GIVEN RECORDS –
[Begin]

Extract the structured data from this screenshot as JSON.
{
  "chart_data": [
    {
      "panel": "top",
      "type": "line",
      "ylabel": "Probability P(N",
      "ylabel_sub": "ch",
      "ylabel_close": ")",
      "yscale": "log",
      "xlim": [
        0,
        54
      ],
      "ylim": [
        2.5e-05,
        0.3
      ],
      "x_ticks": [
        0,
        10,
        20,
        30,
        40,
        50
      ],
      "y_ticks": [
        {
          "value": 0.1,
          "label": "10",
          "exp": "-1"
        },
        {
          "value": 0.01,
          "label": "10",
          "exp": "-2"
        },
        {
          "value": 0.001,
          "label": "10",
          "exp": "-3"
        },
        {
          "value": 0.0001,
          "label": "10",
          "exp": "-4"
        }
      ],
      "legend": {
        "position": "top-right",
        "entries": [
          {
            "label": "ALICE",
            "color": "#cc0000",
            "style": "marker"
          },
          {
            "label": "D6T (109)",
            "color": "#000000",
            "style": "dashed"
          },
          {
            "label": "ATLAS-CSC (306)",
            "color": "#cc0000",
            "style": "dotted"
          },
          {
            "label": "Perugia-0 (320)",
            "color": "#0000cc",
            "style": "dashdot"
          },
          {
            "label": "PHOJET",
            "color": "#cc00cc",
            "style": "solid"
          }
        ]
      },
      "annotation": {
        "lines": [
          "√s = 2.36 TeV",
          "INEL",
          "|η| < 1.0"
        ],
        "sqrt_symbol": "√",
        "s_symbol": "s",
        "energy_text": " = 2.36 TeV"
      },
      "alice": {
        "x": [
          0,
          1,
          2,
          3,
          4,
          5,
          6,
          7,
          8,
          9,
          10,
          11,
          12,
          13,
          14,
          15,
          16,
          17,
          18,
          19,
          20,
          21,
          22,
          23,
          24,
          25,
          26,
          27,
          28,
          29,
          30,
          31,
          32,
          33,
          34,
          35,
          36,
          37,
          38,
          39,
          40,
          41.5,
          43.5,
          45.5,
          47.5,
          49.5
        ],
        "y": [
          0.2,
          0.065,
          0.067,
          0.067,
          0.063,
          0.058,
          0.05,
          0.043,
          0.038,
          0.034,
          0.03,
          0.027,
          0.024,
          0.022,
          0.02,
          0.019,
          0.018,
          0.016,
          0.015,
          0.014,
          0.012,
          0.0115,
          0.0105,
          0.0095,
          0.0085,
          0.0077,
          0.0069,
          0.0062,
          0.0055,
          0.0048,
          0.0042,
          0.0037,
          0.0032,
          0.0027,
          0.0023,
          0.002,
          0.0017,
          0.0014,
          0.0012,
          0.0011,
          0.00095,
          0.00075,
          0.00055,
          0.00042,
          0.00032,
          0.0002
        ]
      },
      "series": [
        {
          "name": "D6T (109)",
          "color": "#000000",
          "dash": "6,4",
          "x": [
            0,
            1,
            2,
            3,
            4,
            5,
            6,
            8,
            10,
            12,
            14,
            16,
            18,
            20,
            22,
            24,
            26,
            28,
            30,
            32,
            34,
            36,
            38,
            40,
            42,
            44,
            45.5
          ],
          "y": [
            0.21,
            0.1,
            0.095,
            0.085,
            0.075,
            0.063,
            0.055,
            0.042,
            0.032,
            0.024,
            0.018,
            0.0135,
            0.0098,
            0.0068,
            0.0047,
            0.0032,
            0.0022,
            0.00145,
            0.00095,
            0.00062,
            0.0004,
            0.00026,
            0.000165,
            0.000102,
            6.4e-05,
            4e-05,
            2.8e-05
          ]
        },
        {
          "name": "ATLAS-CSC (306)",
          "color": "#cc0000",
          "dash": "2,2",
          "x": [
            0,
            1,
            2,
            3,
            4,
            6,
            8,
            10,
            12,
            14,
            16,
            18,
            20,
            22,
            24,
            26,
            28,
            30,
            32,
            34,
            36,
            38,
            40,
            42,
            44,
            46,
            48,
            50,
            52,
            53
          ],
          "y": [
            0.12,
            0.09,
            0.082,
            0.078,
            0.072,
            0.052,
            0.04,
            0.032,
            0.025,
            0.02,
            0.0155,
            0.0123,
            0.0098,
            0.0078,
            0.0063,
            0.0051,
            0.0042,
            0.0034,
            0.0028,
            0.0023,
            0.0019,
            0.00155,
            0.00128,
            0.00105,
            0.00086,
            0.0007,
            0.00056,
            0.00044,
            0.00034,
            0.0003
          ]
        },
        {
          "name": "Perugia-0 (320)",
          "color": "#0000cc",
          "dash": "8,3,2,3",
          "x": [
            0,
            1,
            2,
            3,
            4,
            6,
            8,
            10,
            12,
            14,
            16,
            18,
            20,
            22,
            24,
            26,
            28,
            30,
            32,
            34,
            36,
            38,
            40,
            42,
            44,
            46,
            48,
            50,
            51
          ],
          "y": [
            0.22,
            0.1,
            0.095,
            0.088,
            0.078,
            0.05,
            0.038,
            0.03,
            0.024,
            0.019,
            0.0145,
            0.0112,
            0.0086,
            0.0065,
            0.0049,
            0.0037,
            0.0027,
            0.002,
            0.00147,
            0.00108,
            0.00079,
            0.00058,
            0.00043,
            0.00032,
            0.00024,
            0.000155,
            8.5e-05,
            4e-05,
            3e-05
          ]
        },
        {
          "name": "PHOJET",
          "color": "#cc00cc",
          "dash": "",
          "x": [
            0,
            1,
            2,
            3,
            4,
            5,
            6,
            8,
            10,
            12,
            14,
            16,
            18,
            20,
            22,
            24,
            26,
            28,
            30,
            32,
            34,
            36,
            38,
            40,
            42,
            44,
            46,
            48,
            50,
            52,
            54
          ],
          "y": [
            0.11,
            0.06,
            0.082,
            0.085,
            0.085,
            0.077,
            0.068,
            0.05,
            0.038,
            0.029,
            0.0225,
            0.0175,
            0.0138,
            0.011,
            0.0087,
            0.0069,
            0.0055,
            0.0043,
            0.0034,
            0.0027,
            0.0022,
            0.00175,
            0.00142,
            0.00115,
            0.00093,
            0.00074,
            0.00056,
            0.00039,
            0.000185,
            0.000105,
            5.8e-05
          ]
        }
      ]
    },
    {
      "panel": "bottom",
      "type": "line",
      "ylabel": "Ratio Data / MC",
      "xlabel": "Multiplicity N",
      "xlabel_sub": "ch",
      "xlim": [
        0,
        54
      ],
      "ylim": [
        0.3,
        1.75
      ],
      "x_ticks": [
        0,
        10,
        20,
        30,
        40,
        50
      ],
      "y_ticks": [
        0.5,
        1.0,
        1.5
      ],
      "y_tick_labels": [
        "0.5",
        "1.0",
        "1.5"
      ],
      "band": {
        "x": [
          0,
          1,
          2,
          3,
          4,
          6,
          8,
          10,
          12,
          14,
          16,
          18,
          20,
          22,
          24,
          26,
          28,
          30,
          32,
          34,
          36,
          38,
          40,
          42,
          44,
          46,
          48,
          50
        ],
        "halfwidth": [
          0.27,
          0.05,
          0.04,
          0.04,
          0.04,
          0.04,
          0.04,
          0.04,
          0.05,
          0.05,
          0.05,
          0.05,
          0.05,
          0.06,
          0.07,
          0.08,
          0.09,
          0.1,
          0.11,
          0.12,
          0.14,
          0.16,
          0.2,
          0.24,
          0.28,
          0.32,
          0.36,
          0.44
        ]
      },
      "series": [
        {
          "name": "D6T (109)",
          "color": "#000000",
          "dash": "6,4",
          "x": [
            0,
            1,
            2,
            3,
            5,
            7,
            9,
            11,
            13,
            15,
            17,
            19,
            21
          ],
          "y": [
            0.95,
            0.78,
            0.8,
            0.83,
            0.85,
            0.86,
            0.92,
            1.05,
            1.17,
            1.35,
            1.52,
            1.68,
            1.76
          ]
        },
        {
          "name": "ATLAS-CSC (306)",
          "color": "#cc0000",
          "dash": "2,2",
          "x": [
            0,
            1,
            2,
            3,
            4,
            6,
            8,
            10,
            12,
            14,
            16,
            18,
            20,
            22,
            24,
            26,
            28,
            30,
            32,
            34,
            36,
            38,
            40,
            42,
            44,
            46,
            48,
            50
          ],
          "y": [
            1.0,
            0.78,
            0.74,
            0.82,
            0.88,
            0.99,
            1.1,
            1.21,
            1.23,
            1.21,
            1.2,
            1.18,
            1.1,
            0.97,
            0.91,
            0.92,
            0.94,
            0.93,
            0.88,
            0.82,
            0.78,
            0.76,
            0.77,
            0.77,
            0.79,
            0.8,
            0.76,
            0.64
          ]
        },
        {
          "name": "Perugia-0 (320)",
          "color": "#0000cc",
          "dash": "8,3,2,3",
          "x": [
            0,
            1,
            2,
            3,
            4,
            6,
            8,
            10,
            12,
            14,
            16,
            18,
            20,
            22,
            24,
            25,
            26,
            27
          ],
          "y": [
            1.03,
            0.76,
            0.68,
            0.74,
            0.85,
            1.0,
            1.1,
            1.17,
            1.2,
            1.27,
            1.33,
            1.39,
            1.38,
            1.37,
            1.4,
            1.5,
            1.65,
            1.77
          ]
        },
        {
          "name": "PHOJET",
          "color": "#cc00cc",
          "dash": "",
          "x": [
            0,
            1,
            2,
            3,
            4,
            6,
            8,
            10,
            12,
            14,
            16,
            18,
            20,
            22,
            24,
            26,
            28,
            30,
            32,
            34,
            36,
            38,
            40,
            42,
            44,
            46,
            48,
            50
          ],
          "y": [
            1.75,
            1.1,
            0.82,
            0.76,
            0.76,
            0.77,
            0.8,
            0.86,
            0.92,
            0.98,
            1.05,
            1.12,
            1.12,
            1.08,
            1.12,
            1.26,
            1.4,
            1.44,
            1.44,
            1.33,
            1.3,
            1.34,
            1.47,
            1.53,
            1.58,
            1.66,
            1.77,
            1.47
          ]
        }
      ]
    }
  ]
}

[End]

WHAT IS NEEDED – In the listing above, how many lines hold the word "value"? Give the number and nothing more.

OUTPUT BELOW – 4